# [Problem]
Copy every line, leaving nothing out and adding nothing.

Data entries:
Start

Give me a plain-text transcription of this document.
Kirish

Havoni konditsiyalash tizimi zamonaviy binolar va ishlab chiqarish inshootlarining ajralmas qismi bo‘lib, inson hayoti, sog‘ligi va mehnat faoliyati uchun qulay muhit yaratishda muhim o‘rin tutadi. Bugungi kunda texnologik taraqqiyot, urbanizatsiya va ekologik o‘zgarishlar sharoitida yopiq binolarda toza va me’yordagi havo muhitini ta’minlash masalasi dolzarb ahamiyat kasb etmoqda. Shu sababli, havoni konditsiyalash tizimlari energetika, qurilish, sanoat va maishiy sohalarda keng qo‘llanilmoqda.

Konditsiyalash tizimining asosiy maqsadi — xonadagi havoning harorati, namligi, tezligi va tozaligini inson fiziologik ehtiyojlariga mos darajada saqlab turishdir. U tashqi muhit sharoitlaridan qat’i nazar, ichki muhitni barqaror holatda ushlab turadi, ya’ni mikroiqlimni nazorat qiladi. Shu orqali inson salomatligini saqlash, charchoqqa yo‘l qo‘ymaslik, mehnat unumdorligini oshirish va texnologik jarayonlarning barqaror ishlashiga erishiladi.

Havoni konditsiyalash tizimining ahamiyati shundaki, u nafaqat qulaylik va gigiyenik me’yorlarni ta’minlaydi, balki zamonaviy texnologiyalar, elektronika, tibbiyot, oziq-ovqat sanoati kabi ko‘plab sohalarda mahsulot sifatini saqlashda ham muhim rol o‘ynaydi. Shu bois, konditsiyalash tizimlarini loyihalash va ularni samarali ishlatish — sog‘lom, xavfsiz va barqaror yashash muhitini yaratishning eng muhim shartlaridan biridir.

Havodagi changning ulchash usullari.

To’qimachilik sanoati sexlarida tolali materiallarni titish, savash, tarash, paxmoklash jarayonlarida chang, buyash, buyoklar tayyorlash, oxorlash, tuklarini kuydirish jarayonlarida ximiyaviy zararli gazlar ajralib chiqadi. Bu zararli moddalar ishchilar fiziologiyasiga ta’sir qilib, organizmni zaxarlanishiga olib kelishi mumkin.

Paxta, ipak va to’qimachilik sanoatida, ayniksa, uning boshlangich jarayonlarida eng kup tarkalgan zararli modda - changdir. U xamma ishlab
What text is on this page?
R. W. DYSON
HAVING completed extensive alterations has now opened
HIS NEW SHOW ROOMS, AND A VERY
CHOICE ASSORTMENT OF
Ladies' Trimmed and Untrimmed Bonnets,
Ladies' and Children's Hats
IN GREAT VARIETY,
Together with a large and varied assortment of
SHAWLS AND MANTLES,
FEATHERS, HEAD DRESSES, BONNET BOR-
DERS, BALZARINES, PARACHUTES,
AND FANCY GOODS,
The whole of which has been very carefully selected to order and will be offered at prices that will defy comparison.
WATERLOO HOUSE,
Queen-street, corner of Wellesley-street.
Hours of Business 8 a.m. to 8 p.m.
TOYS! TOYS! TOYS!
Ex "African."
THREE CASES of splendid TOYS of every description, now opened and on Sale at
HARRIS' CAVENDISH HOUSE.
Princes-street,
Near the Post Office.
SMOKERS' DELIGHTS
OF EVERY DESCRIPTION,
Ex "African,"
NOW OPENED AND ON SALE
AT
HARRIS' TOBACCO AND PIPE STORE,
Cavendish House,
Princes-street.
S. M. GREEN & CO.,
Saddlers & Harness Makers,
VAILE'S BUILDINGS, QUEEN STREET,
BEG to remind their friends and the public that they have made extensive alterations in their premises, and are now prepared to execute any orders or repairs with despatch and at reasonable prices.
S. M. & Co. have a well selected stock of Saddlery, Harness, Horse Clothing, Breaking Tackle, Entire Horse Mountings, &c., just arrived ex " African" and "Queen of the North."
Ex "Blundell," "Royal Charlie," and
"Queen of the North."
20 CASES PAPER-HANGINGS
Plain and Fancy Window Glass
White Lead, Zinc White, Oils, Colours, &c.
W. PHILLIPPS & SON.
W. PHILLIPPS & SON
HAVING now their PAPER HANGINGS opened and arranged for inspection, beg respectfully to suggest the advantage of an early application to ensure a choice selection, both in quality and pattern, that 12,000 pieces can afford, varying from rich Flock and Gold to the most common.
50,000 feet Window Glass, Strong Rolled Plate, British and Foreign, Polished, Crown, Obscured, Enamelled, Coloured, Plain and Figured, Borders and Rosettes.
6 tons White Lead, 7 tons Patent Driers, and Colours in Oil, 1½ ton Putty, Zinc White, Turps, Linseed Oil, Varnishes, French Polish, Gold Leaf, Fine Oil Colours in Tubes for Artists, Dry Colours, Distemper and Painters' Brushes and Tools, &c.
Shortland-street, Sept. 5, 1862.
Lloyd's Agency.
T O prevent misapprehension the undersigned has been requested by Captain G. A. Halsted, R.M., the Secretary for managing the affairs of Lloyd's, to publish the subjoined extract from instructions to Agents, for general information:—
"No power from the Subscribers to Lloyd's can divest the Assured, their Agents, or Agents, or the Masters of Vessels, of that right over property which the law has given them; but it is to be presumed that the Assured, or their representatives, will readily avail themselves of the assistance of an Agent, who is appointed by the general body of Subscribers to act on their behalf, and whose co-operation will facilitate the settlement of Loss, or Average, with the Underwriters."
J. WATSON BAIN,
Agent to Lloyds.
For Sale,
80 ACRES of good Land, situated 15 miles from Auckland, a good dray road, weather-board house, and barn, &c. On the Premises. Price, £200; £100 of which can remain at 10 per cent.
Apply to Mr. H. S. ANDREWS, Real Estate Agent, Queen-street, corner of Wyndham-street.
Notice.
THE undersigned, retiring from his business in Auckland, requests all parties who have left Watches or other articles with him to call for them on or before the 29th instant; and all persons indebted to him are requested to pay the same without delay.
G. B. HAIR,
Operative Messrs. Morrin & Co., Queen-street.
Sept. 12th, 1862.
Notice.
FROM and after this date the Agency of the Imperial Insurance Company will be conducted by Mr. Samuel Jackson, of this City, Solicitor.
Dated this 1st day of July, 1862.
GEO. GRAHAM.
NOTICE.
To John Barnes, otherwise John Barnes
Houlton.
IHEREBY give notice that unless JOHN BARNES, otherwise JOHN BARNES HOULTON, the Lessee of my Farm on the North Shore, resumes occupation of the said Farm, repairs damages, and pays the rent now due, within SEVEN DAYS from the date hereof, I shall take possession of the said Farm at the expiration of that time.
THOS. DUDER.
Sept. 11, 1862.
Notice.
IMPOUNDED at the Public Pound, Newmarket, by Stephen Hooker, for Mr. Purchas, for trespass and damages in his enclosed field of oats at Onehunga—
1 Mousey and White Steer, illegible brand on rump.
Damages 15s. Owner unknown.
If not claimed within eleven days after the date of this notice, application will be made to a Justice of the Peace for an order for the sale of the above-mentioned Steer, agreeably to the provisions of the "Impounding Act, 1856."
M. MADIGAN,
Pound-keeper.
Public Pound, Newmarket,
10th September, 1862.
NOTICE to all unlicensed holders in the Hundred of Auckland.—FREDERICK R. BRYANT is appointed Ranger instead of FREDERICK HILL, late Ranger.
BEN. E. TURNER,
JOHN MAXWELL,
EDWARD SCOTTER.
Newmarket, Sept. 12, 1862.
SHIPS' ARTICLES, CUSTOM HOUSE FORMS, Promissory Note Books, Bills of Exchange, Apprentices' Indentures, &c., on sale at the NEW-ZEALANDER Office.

End

# [Solution below]
Give me a plain-text transcription of this document.
Kirish

Havoni konditsiyalash tizimi zamonaviy binolar va ishlab chiqarish inshootlarining ajralmas qismi bo‘lib, inson hayoti, sog‘ligi va mehnat faoliyati uchun qulay muhit yaratishda muhim o‘rin tutadi. Bugungi kunda texnologik taraqqiyot, urbanizatsiya va ekologik o‘zgarishlar sharoitida yopiq binolarda toza va me’yordagi havo muhitini ta’minlash masalasi dolzarb ahamiyat kasb etmoqda. Shu sababli, havoni konditsiyalash tizimlari energetika, qurilish, sanoat va maishiy sohalarda keng qo‘llanilmoqda.

Konditsiyalash tizimining asosiy maqsadi — xonadagi havoning harorati, namligi, tezligi va tozaligini inson fiziologik ehtiyojlariga mos darajada saqlab turishdir. U tashqi muhit sharoitlaridan qat’i nazar, ichki muhitni barqaror holatda ushlab turadi, ya’ni mikroiqlimni nazorat qiladi. Shu orqali inson salomatligini saqlash, charchoqqa yo‘l qo‘ymaslik, mehnat unumdorligini oshirish va texnologik jarayonlarning barqaror ishlashiga erishiladi.

Havoni konditsiyalash tizimining ahamiyati shundaki, u nafaqat qulaylik va gigiyenik me’yorlarni ta’minlaydi, balki zamonaviy texnologiyalar, elektronika, tibbiyot, oziq-ovqat sanoati kabi ko‘plab sohalarda mahsulot sifatini saqlashda ham muhim rol o‘ynaydi. Shu bois, konditsiyalash tizimlarini loyihalash va ularni samarali ishlatish — sog‘lom, xavfsiz va barqaror yashash muhitini yaratishning eng muhim shartlaridan biridir.

Havodagi changning ulchash usullari.

To’qimachilik sanoati sexlarida tolali materiallarni titish, savash, tarash, paxmoklash jarayonlarida chang, buyash, buyoklar tayyorlash, oxorlash, tuklarini kuydirish jarayonlarida ximiyaviy zararli gazlar ajralib chiqadi. Bu zararli moddalar ishchilar fiziologiyasiga ta’sir qilib, organizmni zaxarlanishiga olib kelishi mumkin.

Paxta, ipak va to’qimachilik sanoatida, ayniksa, uning boshlangich jarayonlarida eng kup tarkalgan zararli modda - changdir. U xamma ishlab
What text is on this page?
R. W. DYSON
HAVING completed extensive alterations has now opened
HIS NEW SHOW ROOMS, AND A VERY
CHOICE ASSORTMENT OF
Ladies' Trimmed and Untrimmed Bonnets,
Ladies' and Children's Hats
IN GREAT VARIETY,
Together with a large and varied assortment of
SHAWLS AND MANTLES,
FEATHERS, HEAD DRESSES, BONNET BOR-
DERS, BALZARINES, PARACHUTES,
AND FANCY GOODS,
The whole of which has been very carefully selected to order and will be offered at prices that will defy comparison.
WATERLOO HOUSE,
Queen-street, corner of Wellesley-street.
Hours of Business 8 a.m. to 8 p.m.
TOYS! TOYS! TOYS!
Ex "African."
THREE CASES of splendid TOYS of every description, now opened and on Sale at
HARRIS' CAVENDISH HOUSE.
Princes-street,
Near the Post Office.
SMOKERS' DELIGHTS
OF EVERY DESCRIPTION,
Ex "African,"
NOW OPENED AND ON SALE
AT
HARRIS' TOBACCO AND PIPE STORE,
Cavendish House,
Princes-street.
S. M. GREEN & CO.,
Saddlers & Harness Makers,
VAILE'S BUILDINGS, QUEEN STREET,
BEG to remind their friends and the public that they have made extensive alterations in their premises, and are now prepared to execute any orders or repairs with despatch and at reasonable prices.
S. M. & Co. have a well selected stock of Saddlery, Harness, Horse Clothing, Breaking Tackle, Entire Horse Mountings, &c., just arrived ex " African" and "Queen of the North."
Ex "Blundell," "Royal Charlie," and
"Queen of the North."
20 CASES PAPER-HANGINGS
Plain and Fancy Window Glass
White Lead, Zinc White, Oils, Colours, &c.
W. PHILLIPPS & SON.
W. PHILLIPPS & SON
HAVING now their PAPER HANGINGS opened and arranged for inspection, beg respectfully to suggest the advantage of an early application to ensure a choice selection, both in quality and pattern, that 12,000 pieces can afford, varying from rich Flock and Gold to the most common.
50,000 feet Window Glass, Strong Rolled Plate, British and Foreign, Polished, Crown, Obscured, Enamelled, Coloured, Plain and Figured, Borders and Rosettes.
6 tons White Lead, 7 tons Patent Driers, and Colours in Oil, 1½ ton Putty, Zinc White, Turps, Linseed Oil, Varnishes, French Polish, Gold Leaf, Fine Oil Colours in Tubes for Artists, Dry Colours, Distemper and Painters' Brushes and Tools, &c.
Shortland-street, Sept. 5, 1862.
Lloyd's Agency.
T O prevent misapprehension the undersigned has been requested by Captain G. A. Halsted, R.M., the Secretary for managing the affairs of Lloyd's, to publish the subjoined extract from instructions to Agents, for general information:—
"No power from the Subscribers to Lloyd's can divest the Assured, their Agents, or Agents, or the Masters of Vessels, of that right over property which the law has given them; but it is to be presumed that the Assured, or their representatives, will readily avail themselves of the assistance of an Agent, who is appointed by the general body of Subscribers to act on their behalf, and whose co-operation will facilitate the settlement of Loss, or Average, with the Underwriters."
J. WATSON BAIN,
Agent to Lloyds.
For Sale,
80 ACRES of good Land, situated 15 miles from Auckland, a good dray road, weather-board house, and barn, &c. On the Premises. Price, £200; £100 of which can remain at 10 per cent.
Apply to Mr. H. S. ANDREWS, Real Estate Agent, Queen-street, corner of Wyndham-street.
Notice.
THE undersigned, retiring from his business in Auckland, requests all parties who have left Watches or other articles with him to call for them on or before the 29th instant; and all persons indebted to him are requested to pay the same without delay.
G. B. HAIR,
Operative Messrs. Morrin & Co., Queen-street.
Sept. 12th, 1862.
Notice.
FROM and after this date the Agency of the Imperial Insurance Company will be conducted by Mr. Samuel Jackson, of this City, Solicitor.
Dated this 1st day of July, 1862.
GEO. GRAHAM.
NOTICE.
To John Barnes, otherwise John Barnes
Houlton.
IHEREBY give notice that unless JOHN BARNES, otherwise JOHN BARNES HOULTON, the Lessee of my Farm on the North Shore, resumes occupation of the said Farm, repairs damages, and pays the rent now due, within SEVEN DAYS from the date hereof, I shall take possession of the said Farm at the expiration of that time.
THOS. DUDER.
Sept. 11, 1862.
Notice.
IMPOUNDED at the Public Pound, Newmarket, by Stephen Hooker, for Mr. Purchas, for trespass and damages in his enclosed field of oats at Onehunga—
1 Mousey and White Steer, illegible brand on rump.
Damages 15s. Owner unknown.
If not claimed within eleven days after the date of this notice, application will be made to a Justice of the Peace for an order for the sale of the above-mentioned Steer, agreeably to the provisions of the "Impounding Act, 1856."
M. MADIGAN,
Pound-keeper.
Public Pound, Newmarket,
10th September, 1862.
NOTICE to all unlicensed holders in the Hundred of Auckland.—FREDERICK R. BRYANT is appointed Ranger instead of FREDERICK HILL, late Ranger.
BEN. E. TURNER,
JOHN MAXWELL,
EDWARD SCOTTER.
Newmarket, Sept. 12, 1862.
SHIPS' ARTICLES, CUSTOM HOUSE FORMS, Promissory Note Books, Bills of Exchange, Apprentices' Indentures, &c., on sale at the NEW-ZEALANDER Office.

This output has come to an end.